> [EXERCISE GOAL]
Check every line below for the word "type" and copy each one that has it.

-- start SUPPLIED RECORDS --

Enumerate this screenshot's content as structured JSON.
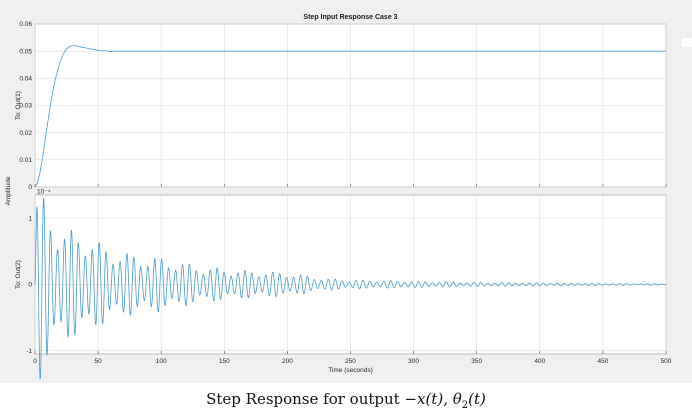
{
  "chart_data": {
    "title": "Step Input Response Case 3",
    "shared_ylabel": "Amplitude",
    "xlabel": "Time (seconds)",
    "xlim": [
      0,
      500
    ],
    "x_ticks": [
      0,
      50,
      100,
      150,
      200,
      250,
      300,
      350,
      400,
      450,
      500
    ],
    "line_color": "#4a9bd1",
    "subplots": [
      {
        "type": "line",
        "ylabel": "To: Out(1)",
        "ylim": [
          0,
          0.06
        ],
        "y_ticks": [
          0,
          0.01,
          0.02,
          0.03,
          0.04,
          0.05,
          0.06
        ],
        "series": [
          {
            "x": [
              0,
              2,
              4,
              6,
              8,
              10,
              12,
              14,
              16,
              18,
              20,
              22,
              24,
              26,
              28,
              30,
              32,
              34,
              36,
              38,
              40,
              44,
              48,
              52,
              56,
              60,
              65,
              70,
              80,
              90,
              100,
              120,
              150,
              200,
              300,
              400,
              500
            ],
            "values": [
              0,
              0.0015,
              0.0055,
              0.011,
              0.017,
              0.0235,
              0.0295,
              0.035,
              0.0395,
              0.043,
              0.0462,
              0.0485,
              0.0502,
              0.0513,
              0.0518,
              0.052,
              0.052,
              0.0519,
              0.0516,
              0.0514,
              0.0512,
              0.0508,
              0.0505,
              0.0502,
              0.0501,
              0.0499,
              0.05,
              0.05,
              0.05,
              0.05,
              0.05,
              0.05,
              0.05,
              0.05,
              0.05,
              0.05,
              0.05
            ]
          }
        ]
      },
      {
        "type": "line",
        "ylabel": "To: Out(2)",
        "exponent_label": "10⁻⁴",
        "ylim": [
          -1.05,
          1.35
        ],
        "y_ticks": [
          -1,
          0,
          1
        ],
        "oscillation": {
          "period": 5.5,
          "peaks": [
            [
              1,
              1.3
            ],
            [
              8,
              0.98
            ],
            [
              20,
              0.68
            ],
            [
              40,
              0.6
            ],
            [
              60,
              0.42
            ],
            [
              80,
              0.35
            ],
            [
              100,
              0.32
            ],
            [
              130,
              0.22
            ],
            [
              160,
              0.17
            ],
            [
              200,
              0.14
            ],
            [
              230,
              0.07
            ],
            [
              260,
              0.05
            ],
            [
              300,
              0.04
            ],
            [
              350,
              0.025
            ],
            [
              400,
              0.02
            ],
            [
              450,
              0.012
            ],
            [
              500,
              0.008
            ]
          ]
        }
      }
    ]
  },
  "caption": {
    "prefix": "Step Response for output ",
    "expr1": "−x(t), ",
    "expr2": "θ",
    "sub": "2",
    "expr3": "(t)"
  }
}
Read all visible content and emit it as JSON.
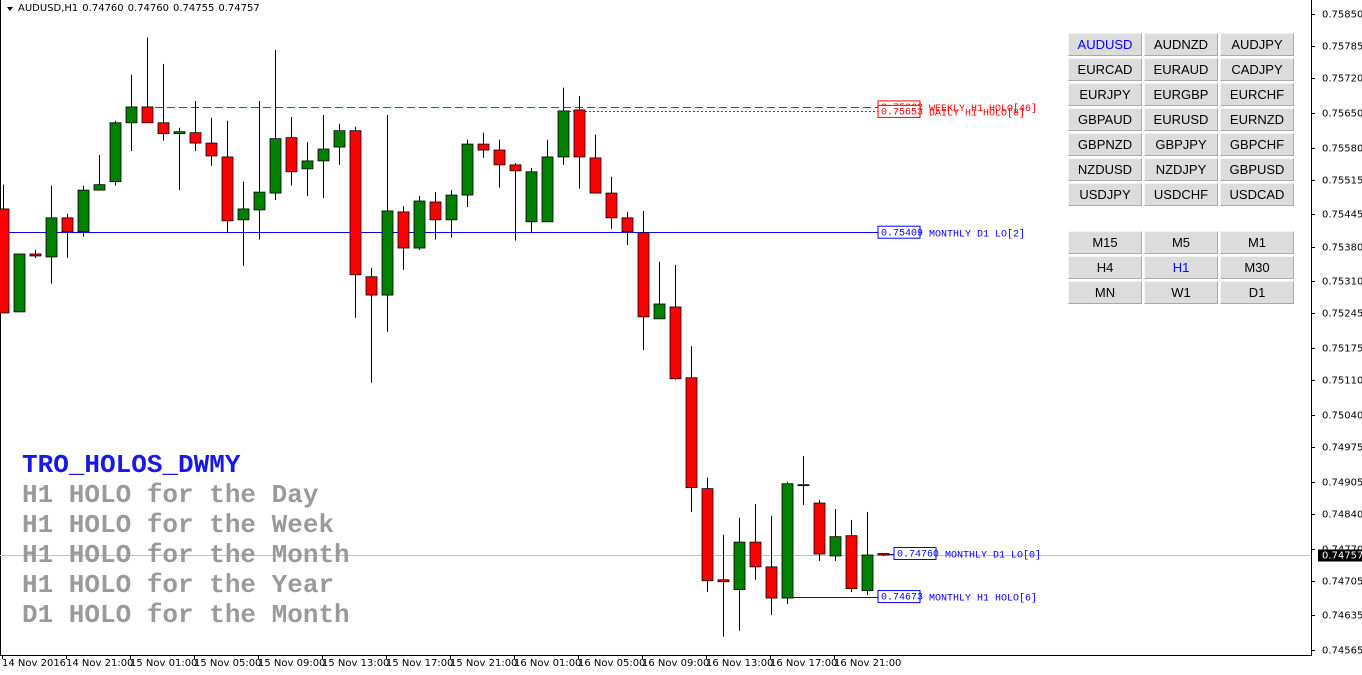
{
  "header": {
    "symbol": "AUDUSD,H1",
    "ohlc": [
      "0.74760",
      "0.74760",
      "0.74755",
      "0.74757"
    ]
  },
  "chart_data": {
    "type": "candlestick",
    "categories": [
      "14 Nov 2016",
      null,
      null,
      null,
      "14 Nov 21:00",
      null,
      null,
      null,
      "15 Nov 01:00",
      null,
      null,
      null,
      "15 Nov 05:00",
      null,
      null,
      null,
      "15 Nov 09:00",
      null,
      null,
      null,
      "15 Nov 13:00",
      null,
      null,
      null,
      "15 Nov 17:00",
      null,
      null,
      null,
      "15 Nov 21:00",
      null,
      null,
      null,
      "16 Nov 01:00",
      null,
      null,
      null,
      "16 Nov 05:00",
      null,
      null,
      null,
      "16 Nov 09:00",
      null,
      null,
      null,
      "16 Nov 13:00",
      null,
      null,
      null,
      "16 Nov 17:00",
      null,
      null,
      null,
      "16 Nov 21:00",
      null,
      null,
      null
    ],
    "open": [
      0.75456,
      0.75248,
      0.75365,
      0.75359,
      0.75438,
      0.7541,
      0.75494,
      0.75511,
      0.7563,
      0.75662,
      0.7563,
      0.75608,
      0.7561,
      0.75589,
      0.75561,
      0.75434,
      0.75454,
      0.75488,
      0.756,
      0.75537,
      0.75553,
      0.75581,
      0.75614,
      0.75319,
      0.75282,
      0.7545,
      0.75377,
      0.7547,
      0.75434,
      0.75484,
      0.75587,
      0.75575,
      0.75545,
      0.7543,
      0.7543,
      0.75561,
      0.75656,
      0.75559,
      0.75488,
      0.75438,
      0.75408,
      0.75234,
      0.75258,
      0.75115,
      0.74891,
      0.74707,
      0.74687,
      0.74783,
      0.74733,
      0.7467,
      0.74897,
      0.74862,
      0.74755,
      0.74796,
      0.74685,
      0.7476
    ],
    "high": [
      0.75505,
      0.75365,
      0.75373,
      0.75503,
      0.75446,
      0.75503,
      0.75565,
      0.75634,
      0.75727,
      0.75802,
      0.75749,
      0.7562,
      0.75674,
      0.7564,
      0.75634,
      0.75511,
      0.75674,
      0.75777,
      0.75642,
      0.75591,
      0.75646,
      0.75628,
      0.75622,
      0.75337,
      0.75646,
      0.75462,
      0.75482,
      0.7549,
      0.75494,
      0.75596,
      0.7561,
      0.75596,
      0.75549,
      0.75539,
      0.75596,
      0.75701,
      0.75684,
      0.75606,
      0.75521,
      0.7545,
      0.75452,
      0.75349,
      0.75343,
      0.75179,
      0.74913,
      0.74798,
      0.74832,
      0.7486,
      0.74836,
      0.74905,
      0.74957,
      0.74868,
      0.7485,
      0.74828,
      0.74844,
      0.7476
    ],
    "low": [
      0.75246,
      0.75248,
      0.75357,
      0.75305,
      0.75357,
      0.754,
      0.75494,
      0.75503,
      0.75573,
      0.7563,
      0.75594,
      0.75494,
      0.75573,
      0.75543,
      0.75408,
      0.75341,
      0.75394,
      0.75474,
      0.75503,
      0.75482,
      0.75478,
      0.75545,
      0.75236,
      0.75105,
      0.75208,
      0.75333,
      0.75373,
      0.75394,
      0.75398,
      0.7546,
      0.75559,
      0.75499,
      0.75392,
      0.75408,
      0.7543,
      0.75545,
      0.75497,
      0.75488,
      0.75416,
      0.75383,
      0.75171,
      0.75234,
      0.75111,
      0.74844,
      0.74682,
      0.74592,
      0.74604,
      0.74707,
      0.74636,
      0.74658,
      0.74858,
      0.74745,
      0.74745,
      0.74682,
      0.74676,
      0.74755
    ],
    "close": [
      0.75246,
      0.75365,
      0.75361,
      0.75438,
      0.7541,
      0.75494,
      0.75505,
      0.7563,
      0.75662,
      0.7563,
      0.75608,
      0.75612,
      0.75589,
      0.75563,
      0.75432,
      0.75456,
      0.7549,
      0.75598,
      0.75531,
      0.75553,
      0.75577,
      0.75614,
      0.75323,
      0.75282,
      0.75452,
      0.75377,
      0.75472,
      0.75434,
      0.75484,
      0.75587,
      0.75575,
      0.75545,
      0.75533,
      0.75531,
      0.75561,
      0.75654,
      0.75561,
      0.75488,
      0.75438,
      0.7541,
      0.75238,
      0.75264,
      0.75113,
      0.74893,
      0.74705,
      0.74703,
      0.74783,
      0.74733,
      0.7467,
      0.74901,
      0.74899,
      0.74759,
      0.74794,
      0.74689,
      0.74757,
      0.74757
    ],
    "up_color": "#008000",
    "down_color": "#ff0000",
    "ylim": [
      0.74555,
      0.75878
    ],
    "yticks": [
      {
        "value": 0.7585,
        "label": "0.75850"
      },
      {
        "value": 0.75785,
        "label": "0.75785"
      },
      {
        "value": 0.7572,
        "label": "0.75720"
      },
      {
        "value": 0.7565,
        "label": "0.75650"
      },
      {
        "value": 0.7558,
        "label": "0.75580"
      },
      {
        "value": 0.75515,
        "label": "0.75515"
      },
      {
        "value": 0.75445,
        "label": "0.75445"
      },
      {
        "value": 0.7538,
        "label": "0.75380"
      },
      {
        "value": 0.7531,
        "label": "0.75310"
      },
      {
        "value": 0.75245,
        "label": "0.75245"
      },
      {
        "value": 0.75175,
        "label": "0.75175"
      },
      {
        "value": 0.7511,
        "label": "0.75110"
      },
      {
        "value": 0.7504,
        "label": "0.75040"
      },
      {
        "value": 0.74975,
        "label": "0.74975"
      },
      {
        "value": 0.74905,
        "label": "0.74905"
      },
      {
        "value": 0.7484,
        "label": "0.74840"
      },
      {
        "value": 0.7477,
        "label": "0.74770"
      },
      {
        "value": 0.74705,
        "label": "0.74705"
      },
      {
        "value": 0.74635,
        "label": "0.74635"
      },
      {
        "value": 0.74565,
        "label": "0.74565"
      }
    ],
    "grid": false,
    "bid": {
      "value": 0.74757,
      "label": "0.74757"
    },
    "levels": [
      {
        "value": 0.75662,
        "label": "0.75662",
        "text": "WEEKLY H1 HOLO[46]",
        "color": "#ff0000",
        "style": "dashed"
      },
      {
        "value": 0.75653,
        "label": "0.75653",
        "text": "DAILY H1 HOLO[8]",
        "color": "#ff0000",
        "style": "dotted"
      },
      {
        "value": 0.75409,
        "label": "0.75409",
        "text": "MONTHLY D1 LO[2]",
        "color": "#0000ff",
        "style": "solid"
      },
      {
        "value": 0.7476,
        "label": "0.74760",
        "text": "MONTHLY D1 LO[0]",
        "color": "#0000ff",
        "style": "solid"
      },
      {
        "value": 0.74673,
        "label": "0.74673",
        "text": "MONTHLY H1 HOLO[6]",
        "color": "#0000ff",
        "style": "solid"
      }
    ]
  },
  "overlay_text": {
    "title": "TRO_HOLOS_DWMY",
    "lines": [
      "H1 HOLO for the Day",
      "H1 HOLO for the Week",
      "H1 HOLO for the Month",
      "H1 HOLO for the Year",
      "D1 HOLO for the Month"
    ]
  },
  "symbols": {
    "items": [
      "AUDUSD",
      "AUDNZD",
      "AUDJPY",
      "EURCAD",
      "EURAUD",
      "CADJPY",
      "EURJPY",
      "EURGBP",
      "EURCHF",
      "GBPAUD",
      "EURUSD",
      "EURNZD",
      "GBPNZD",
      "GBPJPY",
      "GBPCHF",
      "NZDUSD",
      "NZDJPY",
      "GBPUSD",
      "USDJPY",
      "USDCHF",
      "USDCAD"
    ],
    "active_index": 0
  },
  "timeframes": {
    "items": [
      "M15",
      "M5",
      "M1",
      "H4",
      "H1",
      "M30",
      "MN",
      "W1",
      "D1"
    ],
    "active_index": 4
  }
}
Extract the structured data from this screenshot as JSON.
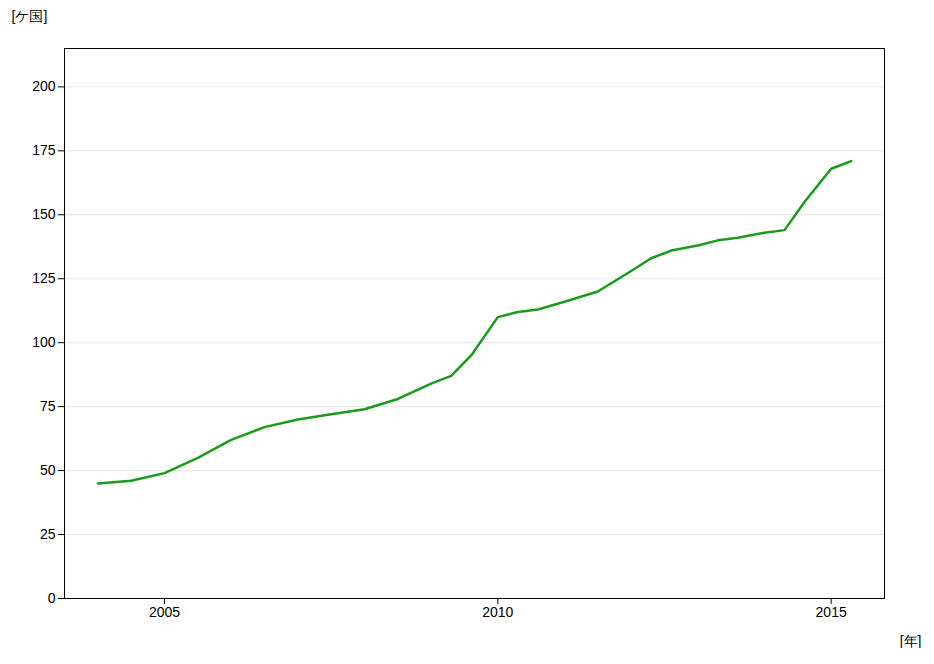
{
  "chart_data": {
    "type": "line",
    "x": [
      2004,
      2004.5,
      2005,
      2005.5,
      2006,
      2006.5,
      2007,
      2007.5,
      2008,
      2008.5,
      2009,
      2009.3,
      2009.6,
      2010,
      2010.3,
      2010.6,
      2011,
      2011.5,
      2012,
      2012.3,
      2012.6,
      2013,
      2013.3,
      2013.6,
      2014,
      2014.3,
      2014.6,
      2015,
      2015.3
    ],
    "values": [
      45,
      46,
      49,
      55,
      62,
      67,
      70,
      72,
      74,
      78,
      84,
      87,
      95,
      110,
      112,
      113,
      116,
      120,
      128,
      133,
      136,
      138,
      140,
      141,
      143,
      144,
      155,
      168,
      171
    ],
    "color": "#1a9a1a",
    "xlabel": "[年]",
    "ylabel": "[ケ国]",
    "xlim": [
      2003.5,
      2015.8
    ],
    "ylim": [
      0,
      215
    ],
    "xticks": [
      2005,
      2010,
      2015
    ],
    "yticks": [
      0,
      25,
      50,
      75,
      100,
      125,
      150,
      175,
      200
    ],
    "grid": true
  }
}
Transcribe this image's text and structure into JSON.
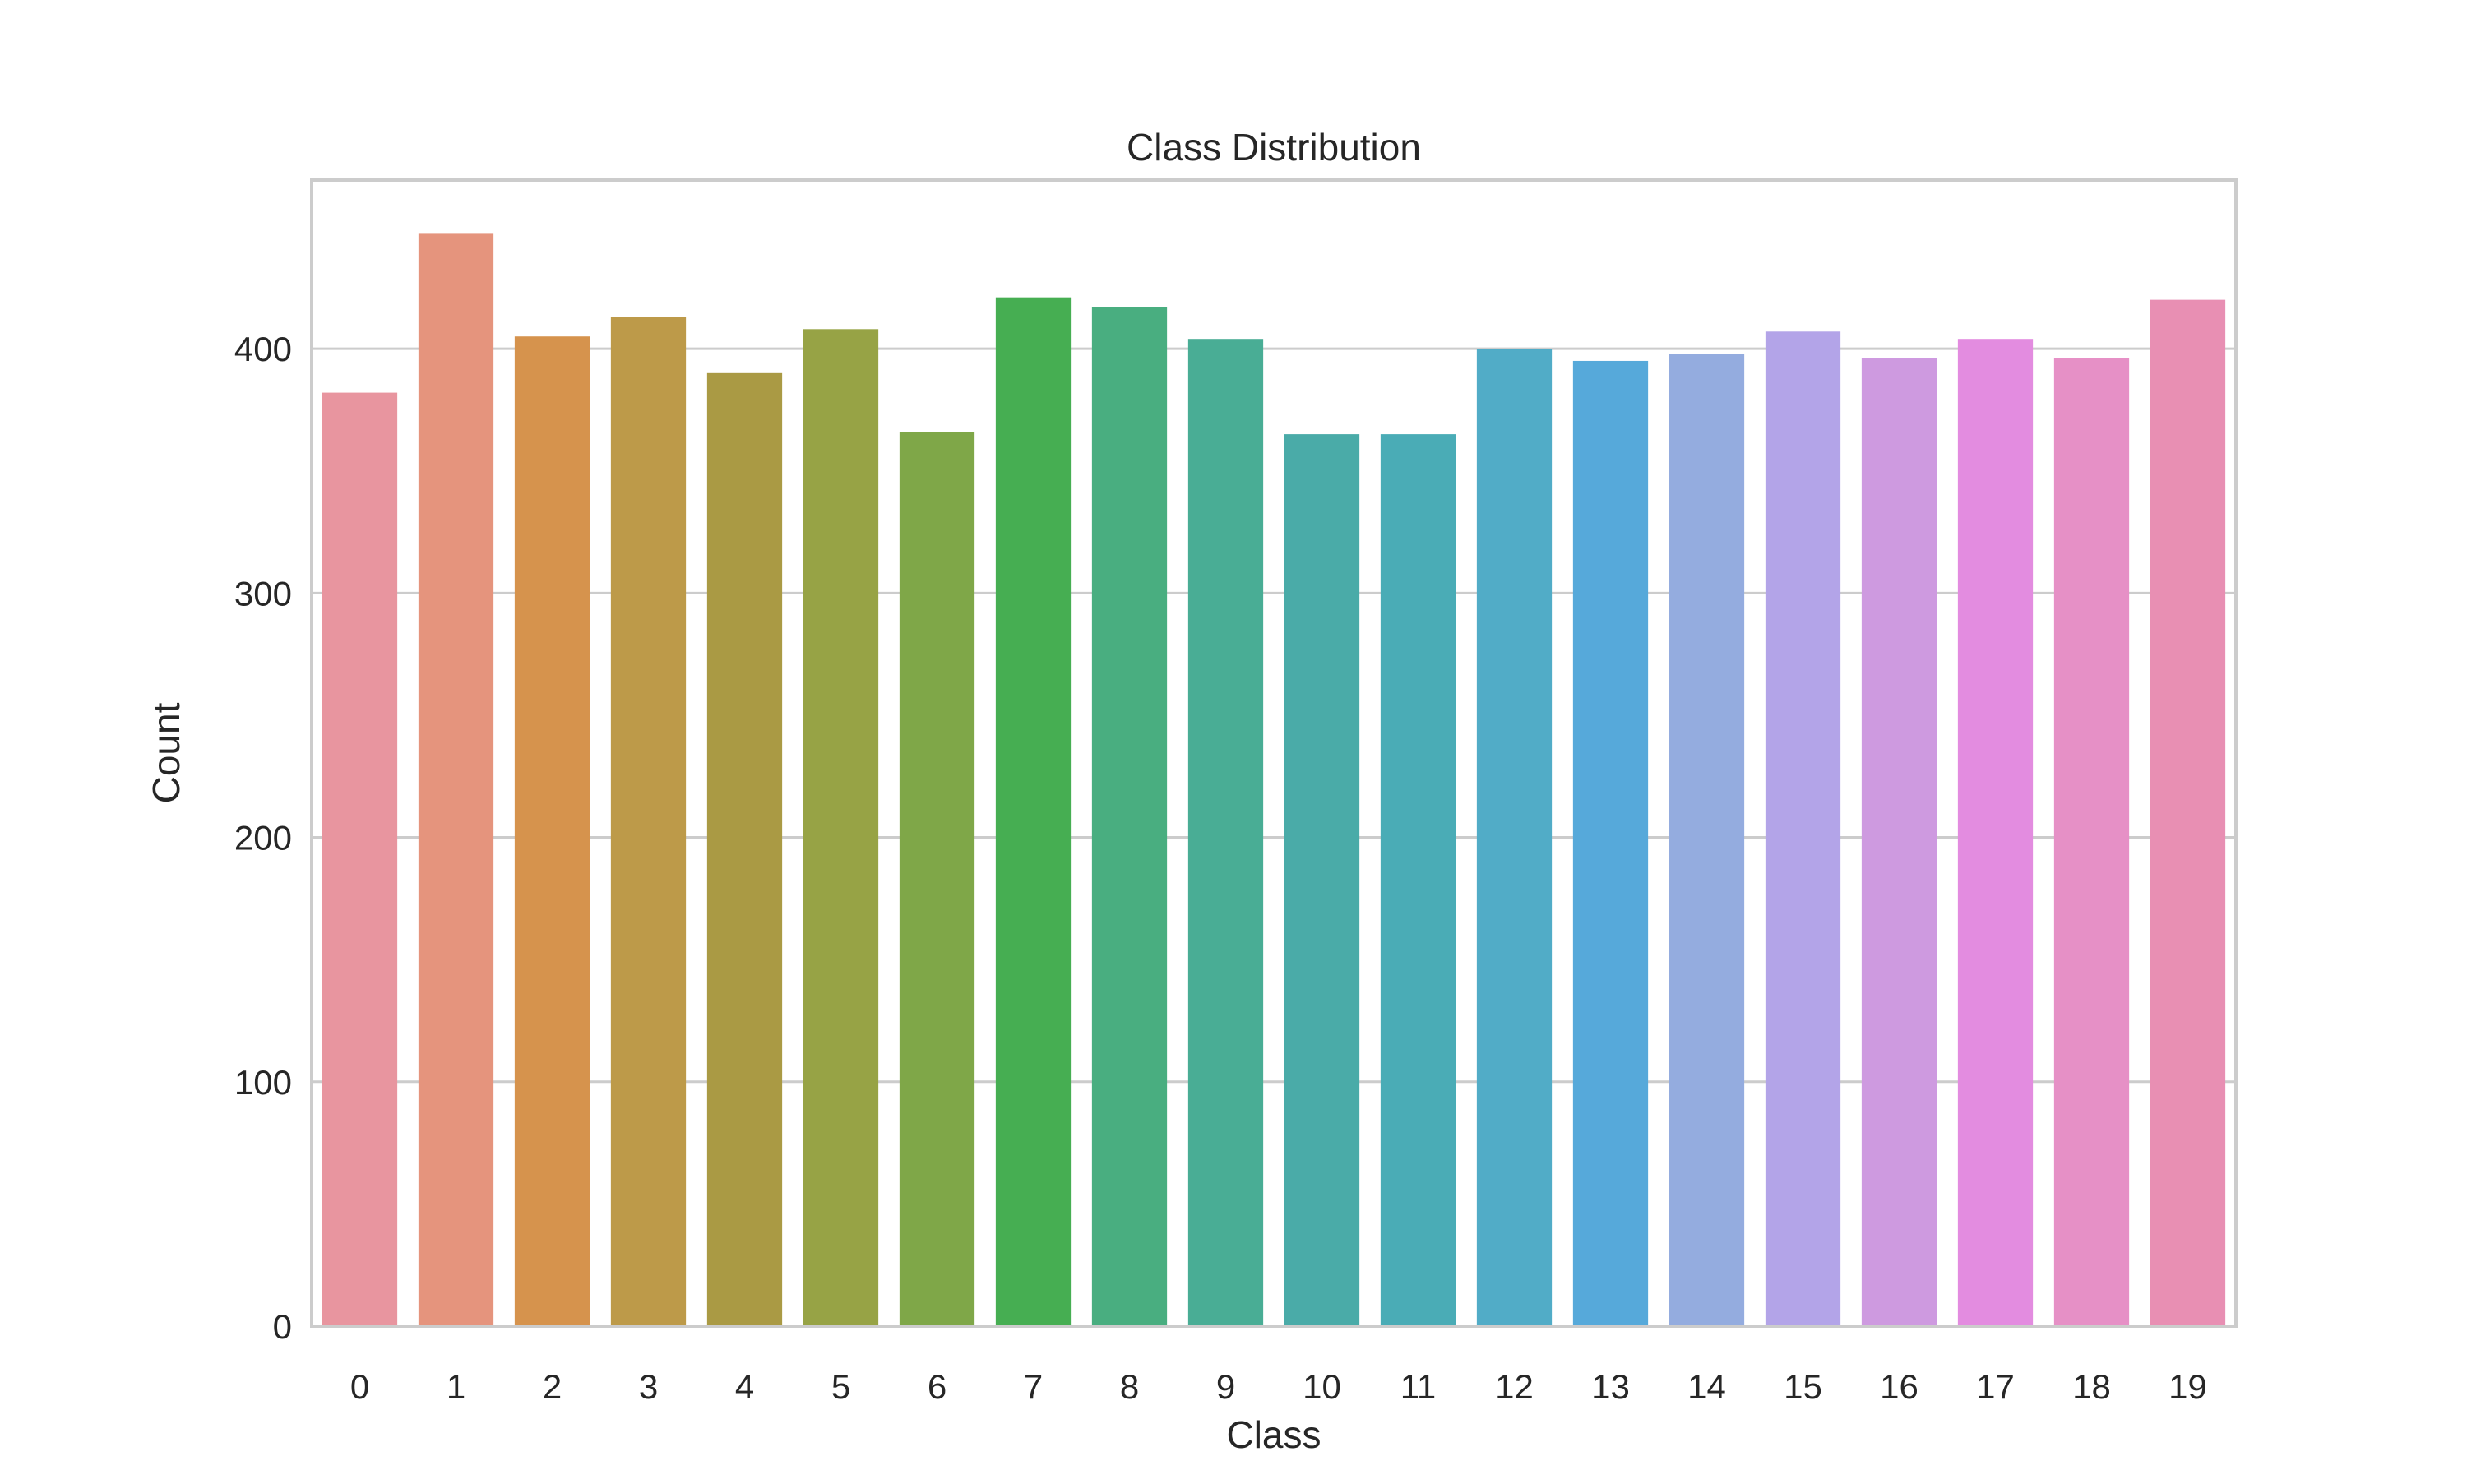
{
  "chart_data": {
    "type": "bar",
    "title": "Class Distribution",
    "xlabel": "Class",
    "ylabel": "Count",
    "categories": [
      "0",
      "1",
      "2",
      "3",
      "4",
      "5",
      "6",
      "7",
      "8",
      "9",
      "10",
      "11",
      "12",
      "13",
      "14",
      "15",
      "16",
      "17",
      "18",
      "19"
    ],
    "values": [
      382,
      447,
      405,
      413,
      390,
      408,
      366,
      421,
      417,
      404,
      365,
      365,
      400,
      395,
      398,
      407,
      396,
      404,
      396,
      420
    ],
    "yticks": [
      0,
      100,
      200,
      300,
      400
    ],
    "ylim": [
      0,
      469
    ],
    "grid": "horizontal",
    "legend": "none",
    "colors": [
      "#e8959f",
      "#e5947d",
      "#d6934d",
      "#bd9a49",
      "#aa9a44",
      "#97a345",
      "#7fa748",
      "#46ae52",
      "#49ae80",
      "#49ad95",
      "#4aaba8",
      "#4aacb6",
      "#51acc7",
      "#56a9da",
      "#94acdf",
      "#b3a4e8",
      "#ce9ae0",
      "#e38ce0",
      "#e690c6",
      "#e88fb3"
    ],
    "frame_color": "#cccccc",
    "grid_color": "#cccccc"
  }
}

-- end SUPPLIED RECORDS --

> [PROBLEM SOLUTION]
        "type": "line",
        "type": "line",
    "type": "candlestick",
    "type": "line",
    "type": "bar",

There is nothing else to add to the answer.